Element location listings:

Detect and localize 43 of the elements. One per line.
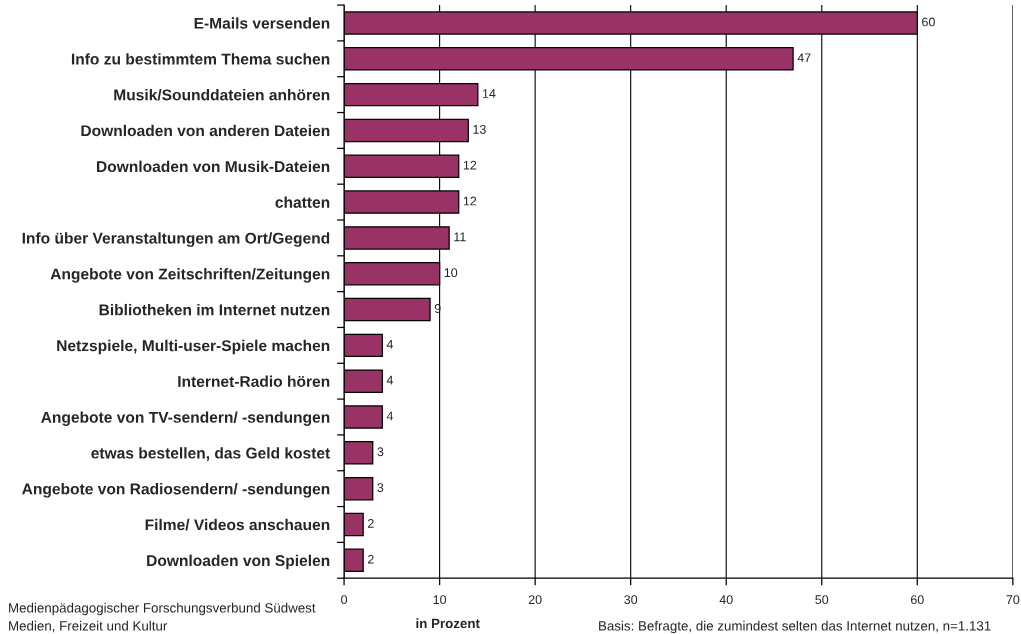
y-tick-label: chatten bbox=[275, 196, 330, 208]
y-tick-label: E-Mails versenden bbox=[194, 17, 330, 29]
data-label: 3 bbox=[377, 447, 384, 457]
y-tick-label: Angebote von TV-sendern/ -sendungen bbox=[41, 411, 330, 426]
y-tick-label: Info zu bestimmtem Thema suchen bbox=[71, 53, 330, 65]
y-tick-label: Angebote von Radiosendern/ -sendungen bbox=[22, 483, 330, 498]
y-tick-label: Netzspiele, Multi-user-Spiele machen bbox=[57, 339, 330, 355]
x-tick-label: 60 bbox=[910, 595, 924, 605]
data-label: 12 bbox=[463, 196, 477, 206]
x-tick-label: 10 bbox=[433, 595, 447, 605]
data-label: 4 bbox=[386, 411, 394, 421]
data-label: 2 bbox=[367, 518, 374, 528]
text: Basis: Befragte, die zumindest selten das Internet nutzen, n=1.131 bbox=[599, 620, 991, 634]
x-tick-label: 40 bbox=[719, 595, 733, 605]
x-axis-title: in Prozent bbox=[416, 618, 480, 629]
data-label: 14 bbox=[482, 89, 496, 98]
y-tick-label: Angebote von Zeitschriften/Zeitungen bbox=[50, 268, 330, 283]
data-label: 11 bbox=[454, 232, 466, 242]
y-tick-label: Info über Veranstaltungen am Ort/Gegend bbox=[22, 232, 330, 247]
data-label: 13 bbox=[473, 124, 486, 134]
text: Medienpädagogischer Forschungsverbund Südwest bbox=[9, 602, 316, 616]
x-tick-label: 30 bbox=[624, 595, 638, 605]
data-label: 2 bbox=[367, 554, 374, 564]
data-label: 47 bbox=[797, 53, 811, 63]
data-label: 3 bbox=[377, 483, 384, 493]
y-tick-label: Downloaden von anderen Dateien bbox=[81, 124, 330, 137]
y-tick-label: Downloaden von Spielen bbox=[147, 554, 330, 570]
x-tick-label: 0 bbox=[341, 595, 348, 605]
data-label: 10 bbox=[444, 268, 458, 278]
text: Medien, Freizeit und Kultur bbox=[9, 620, 168, 633]
y-tick-label: Bibliotheken im Internet nutzen bbox=[99, 303, 330, 316]
x-tick-label: 70 bbox=[1006, 595, 1020, 605]
data-label: 4 bbox=[386, 375, 394, 385]
data-label: 60 bbox=[922, 17, 935, 27]
x-tick-label: 20 bbox=[528, 595, 542, 605]
data-label: 12 bbox=[463, 160, 477, 170]
y-tick-label: Internet-Radio hören bbox=[178, 375, 330, 387]
data-label: 4 bbox=[386, 340, 394, 349]
x-tick-label: 50 bbox=[815, 595, 829, 605]
y-tick-label: etwas bestellen, das Geld kostet bbox=[91, 447, 331, 461]
y-tick-label: Downloaden von Musik-Dateien bbox=[97, 160, 330, 173]
y-tick-label: Filme/ Videos anschauen bbox=[145, 518, 330, 531]
y-tick-label: Musik/Sounddateien anhören bbox=[114, 88, 330, 101]
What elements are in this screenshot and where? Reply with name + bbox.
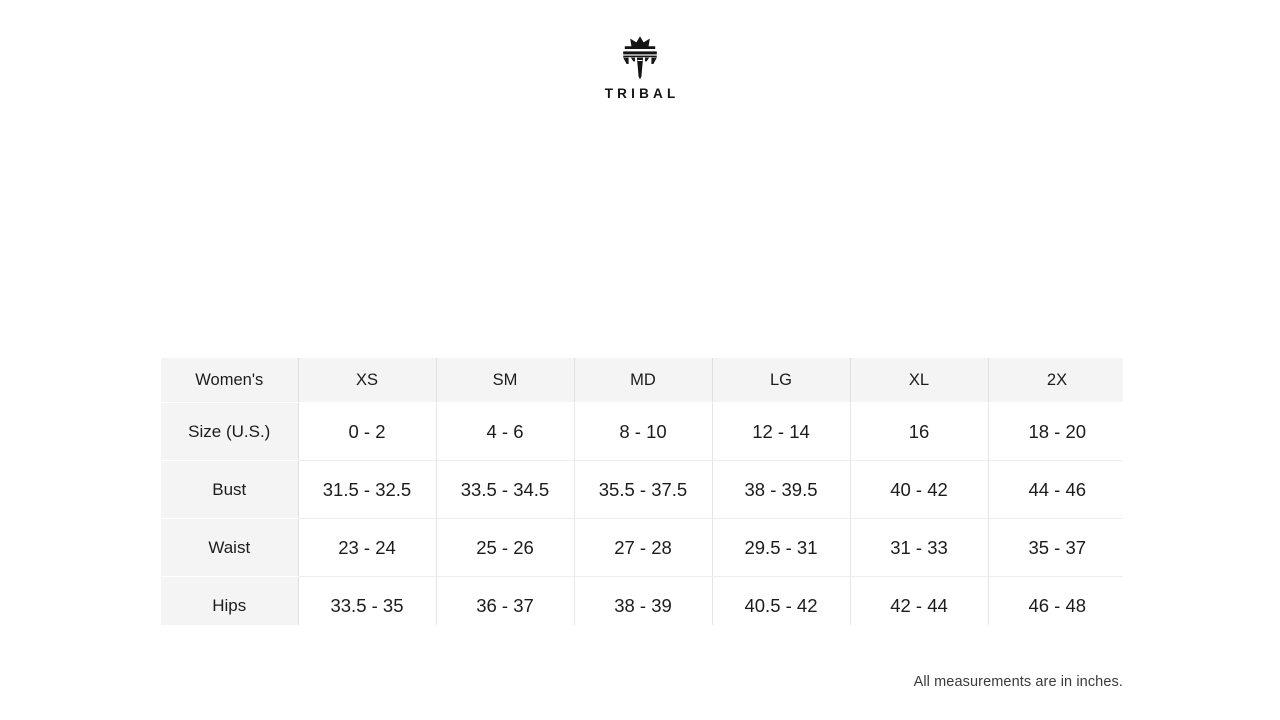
cell-hips-md: 38 - 39 bbox=[574, 576, 713, 625]
cell-bust-xl: 40 - 42 bbox=[850, 460, 989, 519]
tribal-crown-logo-icon bbox=[623, 36, 657, 80]
column-header-2x: 2X bbox=[988, 358, 1123, 403]
cell-bust-lg: 38 - 39.5 bbox=[712, 460, 851, 519]
column-header-xl: XL bbox=[850, 358, 989, 403]
table-row: Bust 31.5 - 32.5 33.5 - 34.5 35.5 - 37.5… bbox=[161, 460, 1123, 519]
cell-bust-2x: 44 - 46 bbox=[988, 460, 1123, 519]
column-header-category: Women's bbox=[161, 358, 299, 403]
cell-hips-lg: 40.5 - 42 bbox=[712, 576, 851, 625]
brand-logo: TRIBAL bbox=[0, 34, 1280, 101]
row-header-waist: Waist bbox=[161, 518, 299, 577]
cell-waist-lg: 29.5 - 31 bbox=[712, 518, 851, 577]
table-row: Size (U.S.) 0 - 2 4 - 6 8 - 10 12 - 14 1… bbox=[161, 402, 1123, 461]
cell-size-md: 8 - 10 bbox=[574, 402, 713, 461]
cell-size-xs: 0 - 2 bbox=[298, 402, 437, 461]
cell-waist-xs: 23 - 24 bbox=[298, 518, 437, 577]
cell-waist-2x: 35 - 37 bbox=[988, 518, 1123, 577]
cell-waist-xl: 31 - 33 bbox=[850, 518, 989, 577]
table-row: Waist 23 - 24 25 - 26 27 - 28 29.5 - 31 … bbox=[161, 518, 1123, 577]
row-header-hips: Hips bbox=[161, 576, 299, 625]
cell-waist-sm: 25 - 26 bbox=[436, 518, 575, 577]
table-row: Hips 33.5 - 35 36 - 37 38 - 39 40.5 - 42… bbox=[161, 576, 1123, 625]
size-chart-table-container: Women's XS SM MD LG XL 2X Size (U.S.) 0 … bbox=[161, 358, 1123, 625]
column-header-xs: XS bbox=[298, 358, 437, 403]
cell-hips-sm: 36 - 37 bbox=[436, 576, 575, 625]
cell-bust-md: 35.5 - 37.5 bbox=[574, 460, 713, 519]
cell-size-lg: 12 - 14 bbox=[712, 402, 851, 461]
brand-wordmark: TRIBAL bbox=[604, 86, 680, 101]
cell-hips-2x: 46 - 48 bbox=[988, 576, 1123, 625]
table-header-row: Women's XS SM MD LG XL 2X bbox=[161, 358, 1123, 403]
cell-waist-md: 27 - 28 bbox=[574, 518, 713, 577]
size-chart-table: Women's XS SM MD LG XL 2X Size (U.S.) 0 … bbox=[161, 358, 1123, 625]
row-header-bust: Bust bbox=[161, 460, 299, 519]
column-header-md: MD bbox=[574, 358, 713, 403]
cell-hips-xl: 42 - 44 bbox=[850, 576, 989, 625]
cell-bust-sm: 33.5 - 34.5 bbox=[436, 460, 575, 519]
cell-bust-xs: 31.5 - 32.5 bbox=[298, 460, 437, 519]
cell-hips-xs: 33.5 - 35 bbox=[298, 576, 437, 625]
cell-size-2x: 18 - 20 bbox=[988, 402, 1123, 461]
column-header-lg: LG bbox=[712, 358, 851, 403]
measurement-units-note: All measurements are in inches. bbox=[913, 674, 1123, 690]
cell-size-sm: 4 - 6 bbox=[436, 402, 575, 461]
cell-size-xl: 16 bbox=[850, 402, 989, 461]
row-header-size: Size (U.S.) bbox=[161, 402, 299, 461]
column-header-sm: SM bbox=[436, 358, 575, 403]
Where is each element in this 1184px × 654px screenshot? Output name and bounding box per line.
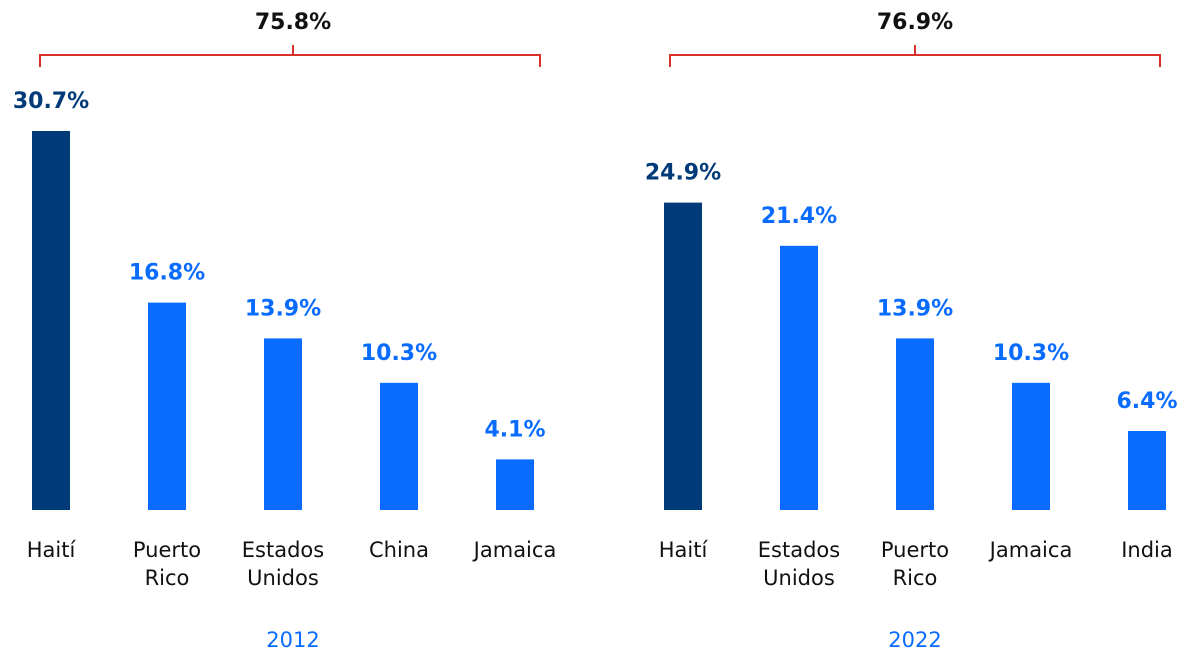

> WHAT YOU SHOULD DO
Put every line of all the records above into a JSON list of strings, with one string per line. Omit blank lines and the pictures.

> OUTPUT BELOW
[
  "Detect and localize 43 of the elements. One per line.",
  "y-tick-label: chatten bbox=[275, 196, 330, 208]",
  "y-tick-label: E-Mails versenden bbox=[194, 17, 330, 29]",
  "data-label: 3 bbox=[377, 447, 384, 457]",
  "y-tick-label: Angebote von TV-sendern/ -sendungen bbox=[41, 411, 330, 426]",
  "y-tick-label: Info zu bestimmtem Thema suchen bbox=[71, 53, 330, 65]",
  "y-tick-label: Angebote von Radiosendern/ -sendungen bbox=[22, 483, 330, 498]",
  "y-tick-label: Netzspiele, Multi-user-Spiele machen bbox=[57, 339, 330, 355]",
  "x-tick-label: 60 bbox=[910, 595, 924, 605]",
  "data-label: 12 bbox=[463, 196, 477, 206]",
  "x-tick-label: 10 bbox=[433, 595, 447, 605]",
  "data-label: 4 bbox=[386, 411, 394, 421]",
  "data-label: 2 bbox=[367, 518, 374, 528]",
  "text: Basis: Befragte, die zumindest selten das Internet nutzen, n=1.131 bbox=[599, 620, 991, 634]",
  "x-tick-label: 40 bbox=[719, 595, 733, 605]",
  "x-axis-title: in Prozent bbox=[416, 618, 480, 629]",
  "data-label: 14 bbox=[482, 89, 496, 98]",
  "y-tick-label: Angebote von Zeitschriften/Zeitungen bbox=[50, 268, 330, 283]",
  "data-label: 11 bbox=[454, 232, 466, 242]",
  "y-tick-label: Info über Veranstaltungen am Ort/Gegend bbox=[22, 232, 330, 247]",
  "data-label: 13 bbox=[473, 124, 486, 134]",
  "text: Medienpädagogischer Forschungsverbund Südwest bbox=[9, 602, 316, 616]",
  "x-tick-label: 30 bbox=[624, 595, 638, 605]",
  "data-label: 2 bbox=[367, 554, 374, 564]",
  "data-label: 47 bbox=[797, 53, 811, 63]",
  "data-label: 3 bbox=[377, 483, 384, 493]",
  "y-tick-label: Downloaden von anderen Dateien bbox=[81, 124, 330, 137]",
  "y-tick-label: Downloaden von Spielen bbox=[147, 554, 330, 570]",
  "x-tick-label: 0 bbox=[341, 595, 348, 605]",
  "data-label: 10 bbox=[444, 268, 458, 278]",
  "text: Medien, Freizeit und Kultur bbox=[9, 620, 168, 633]",
  "y-tick-label: Bibliotheken im Internet nutzen bbox=[99, 303, 330, 316]",
  "x-tick-label: 70 bbox=[1006, 595, 1020, 605]",
  "data-label: 4 bbox=[386, 375, 394, 385]",
  "data-label: 60 bbox=[922, 17, 935, 27]",
  "x-tick-label: 20 bbox=[528, 595, 542, 605]",
  "data-label: 12 bbox=[463, 160, 477, 170]",
  "y-tick-label: Internet-Radio hören bbox=[178, 375, 330, 387]",
  "data-label: 4 bbox=[386, 340, 394, 349]",
  "x-tick-label: 50 bbox=[815, 595, 829, 605]",
  "y-tick-label: etwas bestellen, das Geld kostet bbox=[91, 447, 331, 461]",
  "y-tick-label: Downloaden von Musik-Dateien bbox=[97, 160, 330, 173]",
  "y-tick-label: Filme/ Videos anschauen bbox=[145, 518, 330, 531]",
  "y-tick-label: Musik/Sounddateien anhören bbox=[114, 88, 330, 101]",
  "What elements are in this screenshot and where? Reply with name + bbox.",
  "cell-hips-md: 38 - 39 bbox=[574, 576, 713, 625]",
  "cell-bust-xl: 40 - 42 bbox=[850, 460, 989, 519]",
  "tribal-crown-logo-icon bbox=[623, 36, 657, 80]",
  "column-header-2x: 2X bbox=[988, 358, 1123, 403]",
  "cell-bust-lg: 38 - 39.5 bbox=[712, 460, 851, 519]",
  "column-header-xl: XL bbox=[850, 358, 989, 403]",
  "table-row: Bust 31.5 - 32.5 33.5 - 34.5 35.5 - 37.5… bbox=[161, 460, 1123, 519]",
  "cell-bust-2x: 44 - 46 bbox=[988, 460, 1123, 519]",
  "column-header-category: Women's bbox=[161, 358, 299, 403]",
  "cell-hips-lg: 40.5 - 42 bbox=[712, 576, 851, 625]",
  "brand-logo: TRIBAL bbox=[0, 34, 1280, 101]",
  "row-header-waist: Waist bbox=[161, 518, 299, 577]",
  "cell-waist-lg: 29.5 - 31 bbox=[712, 518, 851, 577]",
  "table-row: Size (U.S.) 0 - 2 4 - 6 8 - 10 12 - 14 1… bbox=[161, 402, 1123, 461]",
  "cell-size-md: 8 - 10 bbox=[574, 402, 713, 461]",
  "cell-size-xs: 0 - 2 bbox=[298, 402, 437, 461]",
  "cell-waist-xs: 23 - 24 bbox=[298, 518, 437, 577]",
  "cell-waist-2x: 35 - 37 bbox=[988, 518, 1123, 577]",
  "cell-waist-xl: 31 - 33 bbox=[850, 518, 989, 577]",
  "table-row: Waist 23 - 24 25 - 26 27 - 28 29.5 - 31 … bbox=[161, 518, 1123, 577]",
  "row-header-hips: Hips bbox=[161, 576, 299, 625]",
  "cell-waist-sm: 25 - 26 bbox=[436, 518, 575, 577]",
  "table-row: Hips 33.5 - 35 36 - 37 38 - 39 40.5 - 42… bbox=[161, 576, 1123, 625]",
  "size-chart-table-container: Women's XS SM MD LG XL 2X Size (U.S.) 0 … bbox=[161, 358, 1123, 625]",
  "column-header-xs: XS bbox=[298, 358, 437, 403]",
  "cell-hips-sm: 36 - 37 bbox=[436, 576, 575, 625]",
  "cell-bust-md: 35.5 - 37.5 bbox=[574, 460, 713, 519]",
  "cell-size-lg: 12 - 14 bbox=[712, 402, 851, 461]",
  "brand-wordmark: TRIBAL bbox=[604, 86, 680, 101]",
  "cell-hips-2x: 46 - 48 bbox=[988, 576, 1123, 625]",
  "table-header-row: Women's XS SM MD LG XL 2X bbox=[161, 358, 1123, 403]",
  "cell-waist-md: 27 - 28 bbox=[574, 518, 713, 577]",
  "size-chart-table: Women's XS SM MD LG XL 2X Size (U.S.) 0 … bbox=[161, 358, 1123, 625]",
  "row-header-bust: Bust bbox=[161, 460, 299, 519]",
  "column-header-md: MD bbox=[574, 358, 713, 403]",
  "cell-hips-xl: 42 - 44 bbox=[850, 576, 989, 625]",
  "cell-bust-sm: 33.5 - 34.5 bbox=[436, 460, 575, 519]",
  "cell-bust-xs: 31.5 - 32.5 bbox=[298, 460, 437, 519]",
  "cell-hips-xs: 33.5 - 35 bbox=[298, 576, 437, 625]",
  "cell-size-2x: 18 - 20 bbox=[988, 402, 1123, 461]",
  "column-header-lg: LG bbox=[712, 358, 851, 403]",
  "measurement-units-note: All measurements are in inches. bbox=[913, 674, 1123, 690]",
  "cell-size-sm: 4 - 6 bbox=[436, 402, 575, 461]",
  "cell-size-xl: 16 bbox=[850, 402, 989, 461]",
  "row-header-size: Size (U.S.) bbox=[161, 402, 299, 461]",
  "column-header-sm: SM bbox=[436, 358, 575, 403]",
  "Where is each element in this 1184px × 654px screenshot? Output name and bounding box per line."
]